_WHAT IS REQUIRED_
Leaving out the pictures, retype all the material exactly.

_Saved data entries_

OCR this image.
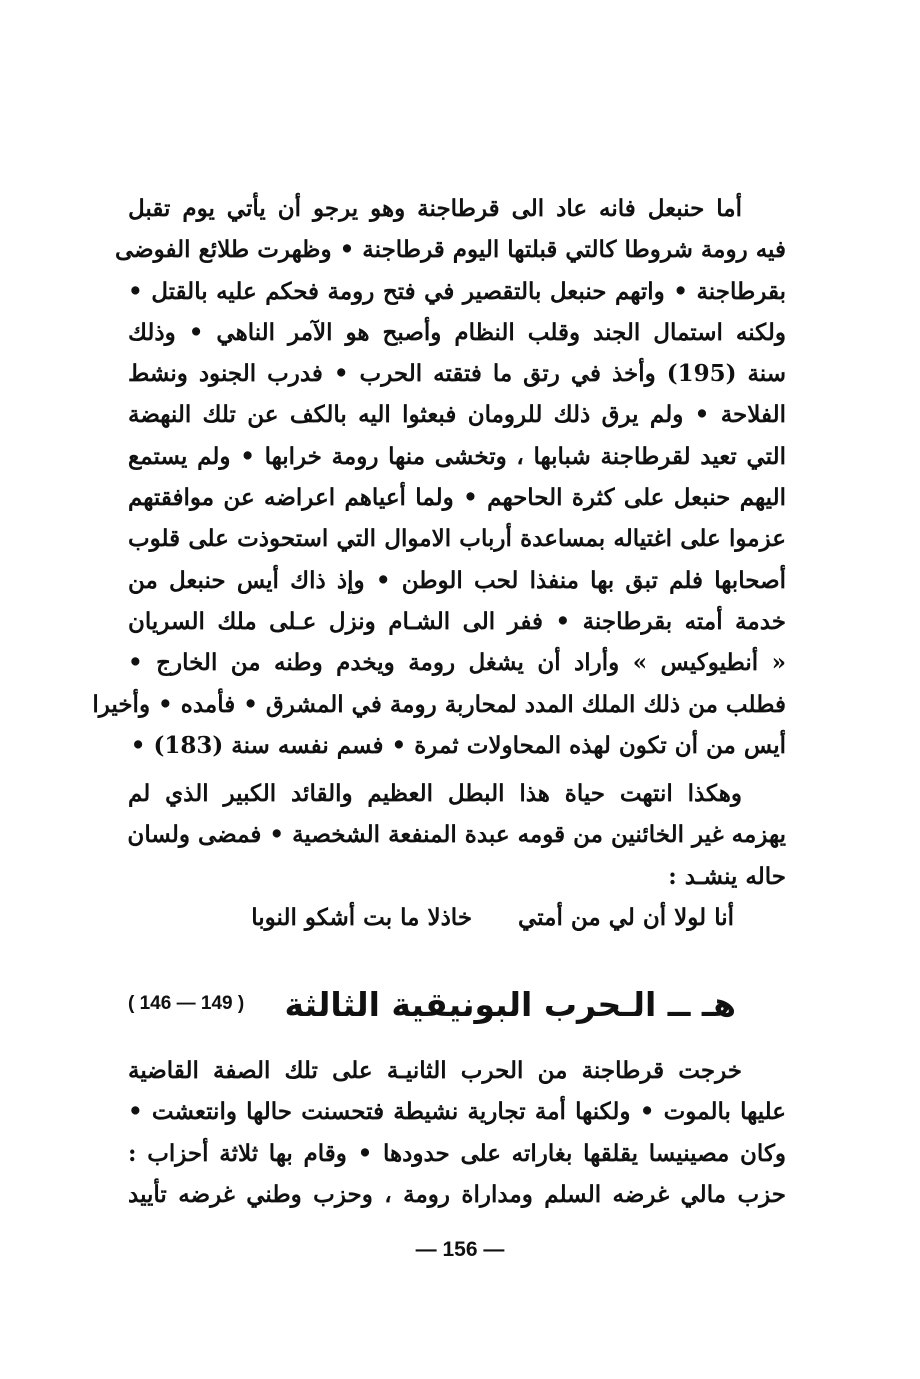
أما حنبعل فانه عاد الى قرطاجنة وهو يرجو أن يأتي يوم تقبل
فيه رومة شروطا كالتي قبلتها اليوم قرطاجنة • وظهرت طلائع الفوضى
بقرطاجنة • واتهم حنبعل بالتقصير في فتح رومة فحكم عليه بالقتل •
ولكنه استمال الجند وقلب النظام وأصبح هو الآمر الناهي • وذلك
سنة (195) وأخذ في رتق ما فتقته الحرب • فدرب الجنود ونشط
الفلاحة • ولم يرق ذلك للرومان فبعثوا اليه بالكف عن تلك النهضة
التي تعيد لقرطاجنة شبابها ، وتخشى منها رومة خرابها • ولم يستمع
اليهم حنبعل على كثرة الحاحهم • ولما أعياهم اعراضه عن موافقتهم
عزموا على اغتياله بمساعدة أرباب الاموال التي استحوذت على قلوب
أصحابها فلم تبق بها منفذا لحب الوطن • وإذ ذاك أيس حنبعل من
خدمة أمته بقرطاجنة • ففر الى الشـام ونزل عـلى ملك السريان
« أنطيوكيس » وأراد أن يشغل رومة ويخدم وطنه من الخارج •
فطلب من ذلك الملك المدد لمحاربة رومة في المشرق • فأمده • وأخيرا
أيس من أن تكون لهذه المحاولات ثمرة • فسم نفسه سنة (183) •

وهكذا انتهت حياة هذا البطل العظيم والقائد الكبير الذي لم
يهزمه غير الخائنين من قومه عبدة المنفعة الشخصية • فمضى ولسان
حاله ينشـد :

أنا لولا أن لي من أمتي
خاذلا ما بت أشكو النوبا
هـ ــ الـحرب البونيقية الثالثة
( 149 — 146 )

خرجت قرطاجنة من الحرب الثانيـة على تلك الصفة القاضية
عليها بالموت • ولكنها أمة تجارية نشيطة فتحسنت حالها وانتعشت •
وكان مصينيسا يقلقها بغاراته على حدودها • وقام بها ثلاثة أحزاب :
حزب مالي غرضه السلم ومداراة رومة ، وحزب وطني غرضه تأييد

— 156 —
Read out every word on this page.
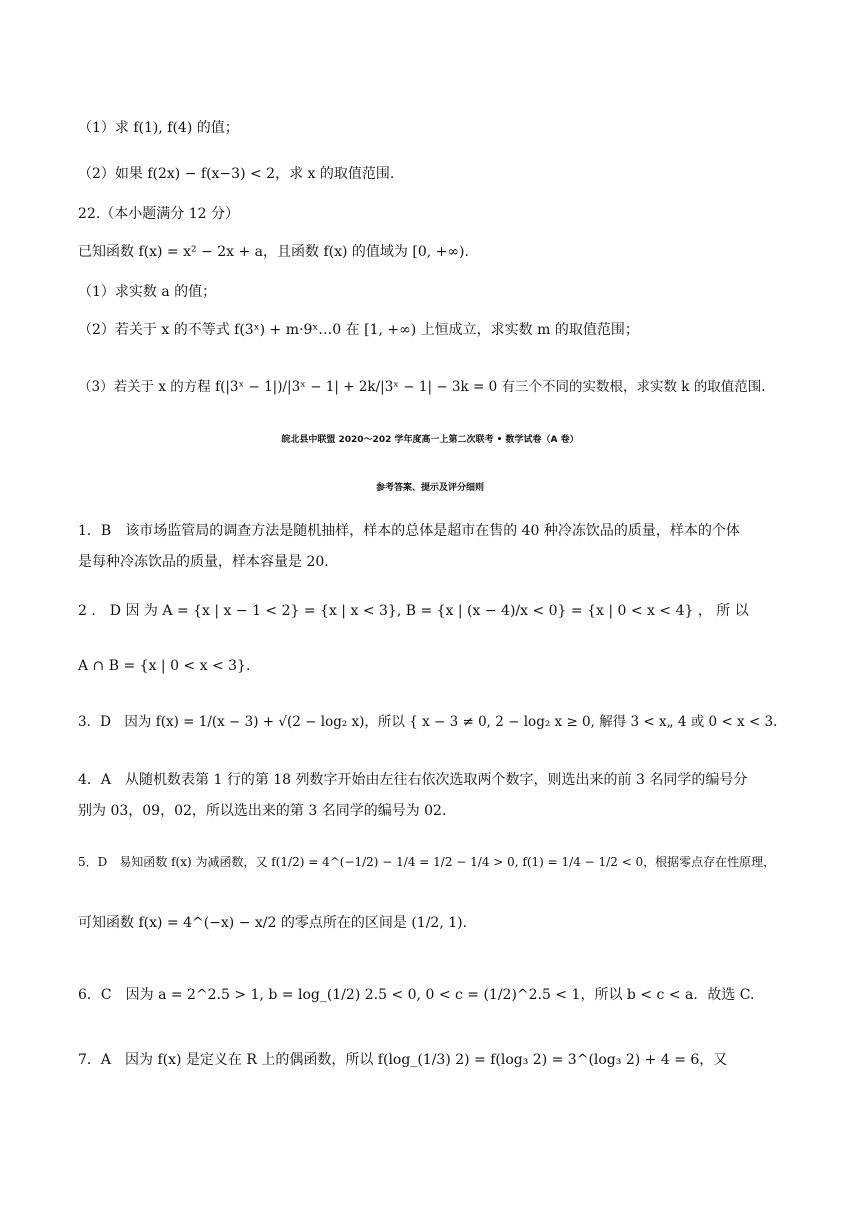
（1）求 f(1), f(4) 的值；
（2）如果 f(2x) − f(x−3) < 2，求 x 的取值范围.
22.（本小题满分 12 分）
已知函数 f(x) = x² − 2x + a，且函数 f(x) 的值域为 [0, +∞).
（1）求实数 a 的值；
（2）若关于 x 的不等式 f(3ˣ) + m·9ˣ…0 在 [1, +∞) 上恒成立，求实数 m 的取值范围；
（3）若关于 x 的方程 f(|3ˣ − 1|)/|3ˣ − 1| + 2k/|3ˣ − 1| − 3k = 0 有三个不同的实数根，求实数 k 的取值范围.
皖北县中联盟 2020～202 学年度高一上第二次联考 • 数学试卷（A 卷）
参考答案、提示及评分细则
1．B　该市场监管局的调查方法是随机抽样，样本的总体是超市在售的 40 种冷冻饮品的质量，样本的个体
是每种冷冻饮品的质量，样本容量是 20.
2 ． D 因 为 A = {x | x − 1 < 2} = {x | x < 3}, B = {x | (x − 4)/x < 0} = {x | 0 < x < 4} ， 所 以
A ∩ B = {x | 0 < x < 3}.
3．D　因为 f(x) = 1/(x − 3) + √(2 − log₂ x)，所以 { x − 3 ≠ 0, 2 − log₂ x ≥ 0, 解得 3 < x„ 4 或 0 < x < 3.
4．A　从随机数表第 1 行的第 18 列数字开始由左往右依次选取两个数字，则选出来的前 3 名同学的编号分
别为 03，09，02，所以选出来的第 3 名同学的编号为 02.
5．D　易知函数 f(x) 为减函数，又 f(1/2) = 4^(−1/2) − 1/4 = 1/2 − 1/4 > 0, f(1) = 1/4 − 1/2 < 0，根据零点存在性原理，
可知函数 f(x) = 4^(−x) − x/2 的零点所在的区间是 (1/2, 1).
6．C　因为 a = 2^2.5 > 1, b = log_(1/2) 2.5 < 0, 0 < c = (1/2)^2.5 < 1，所以 b < c < a．故选 C.
7．A　因为 f(x) 是定义在 R 上的偶函数，所以 f(log_(1/3) 2) = f(log₃ 2) = 3^(log₃ 2) + 4 = 6，又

_EXERCISE SOLUTION_
OCR this image.
أما حنبعل فانه عاد الى قرطاجنة وهو يرجو أن يأتي يوم تقبل
فيه رومة شروطا كالتي قبلتها اليوم قرطاجنة • وظهرت طلائع الفوضى
بقرطاجنة • واتهم حنبعل بالتقصير في فتح رومة فحكم عليه بالقتل •
ولكنه استمال الجند وقلب النظام وأصبح هو الآمر الناهي • وذلك
سنة (195) وأخذ في رتق ما فتقته الحرب • فدرب الجنود ونشط
الفلاحة • ولم يرق ذلك للرومان فبعثوا اليه بالكف عن تلك النهضة
التي تعيد لقرطاجنة شبابها ، وتخشى منها رومة خرابها • ولم يستمع
اليهم حنبعل على كثرة الحاحهم • ولما أعياهم اعراضه عن موافقتهم
عزموا على اغتياله بمساعدة أرباب الاموال التي استحوذت على قلوب
أصحابها فلم تبق بها منفذا لحب الوطن • وإذ ذاك أيس حنبعل من
خدمة أمته بقرطاجنة • ففر الى الشـام ونزل عـلى ملك السريان
« أنطيوكيس » وأراد أن يشغل رومة ويخدم وطنه من الخارج •
فطلب من ذلك الملك المدد لمحاربة رومة في المشرق • فأمده • وأخيرا
أيس من أن تكون لهذه المحاولات ثمرة • فسم نفسه سنة (183) •

وهكذا انتهت حياة هذا البطل العظيم والقائد الكبير الذي لم
يهزمه غير الخائنين من قومه عبدة المنفعة الشخصية • فمضى ولسان
حاله ينشـد :

أنا لولا أن لي من أمتي
خاذلا ما بت أشكو النوبا
هـ ــ الـحرب البونيقية الثالثة
( 149 — 146 )

خرجت قرطاجنة من الحرب الثانيـة على تلك الصفة القاضية
عليها بالموت • ولكنها أمة تجارية نشيطة فتحسنت حالها وانتعشت •
وكان مصينيسا يقلقها بغاراته على حدودها • وقام بها ثلاثة أحزاب :
حزب مالي غرضه السلم ومداراة رومة ، وحزب وطني غرضه تأييد

— 156 —
Read out every word on this page.
（1）求 f(1), f(4) 的值；
（2）如果 f(2x) − f(x−3) < 2，求 x 的取值范围.
22.（本小题满分 12 分）
已知函数 f(x) = x² − 2x + a，且函数 f(x) 的值域为 [0, +∞).
（1）求实数 a 的值；
（2）若关于 x 的不等式 f(3ˣ) + m·9ˣ…0 在 [1, +∞) 上恒成立，求实数 m 的取值范围；
（3）若关于 x 的方程 f(|3ˣ − 1|)/|3ˣ − 1| + 2k/|3ˣ − 1| − 3k = 0 有三个不同的实数根，求实数 k 的取值范围.
皖北县中联盟 2020～202 学年度高一上第二次联考 • 数学试卷（A 卷）
参考答案、提示及评分细则
1．B　该市场监管局的调查方法是随机抽样，样本的总体是超市在售的 40 种冷冻饮品的质量，样本的个体
是每种冷冻饮品的质量，样本容量是 20.
2 ． D 因 为 A = {x | x − 1 < 2} = {x | x < 3}, B = {x | (x − 4)/x < 0} = {x | 0 < x < 4} ， 所 以
A ∩ B = {x | 0 < x < 3}.
3．D　因为 f(x) = 1/(x − 3) + √(2 − log₂ x)，所以 { x − 3 ≠ 0, 2 − log₂ x ≥ 0, 解得 3 < x„ 4 或 0 < x < 3.
4．A　从随机数表第 1 行的第 18 列数字开始由左往右依次选取两个数字，则选出来的前 3 名同学的编号分
别为 03，09，02，所以选出来的第 3 名同学的编号为 02.
5．D　易知函数 f(x) 为减函数，又 f(1/2) = 4^(−1/2) − 1/4 = 1/2 − 1/4 > 0, f(1) = 1/4 − 1/2 < 0，根据零点存在性原理，
可知函数 f(x) = 4^(−x) − x/2 的零点所在的区间是 (1/2, 1).
6．C　因为 a = 2^2.5 > 1, b = log_(1/2) 2.5 < 0, 0 < c = (1/2)^2.5 < 1，所以 b < c < a．故选 C.
7．A　因为 f(x) 是定义在 R 上的偶函数，所以 f(log_(1/3) 2) = f(log₃ 2) = 3^(log₃ 2) + 4 = 6，又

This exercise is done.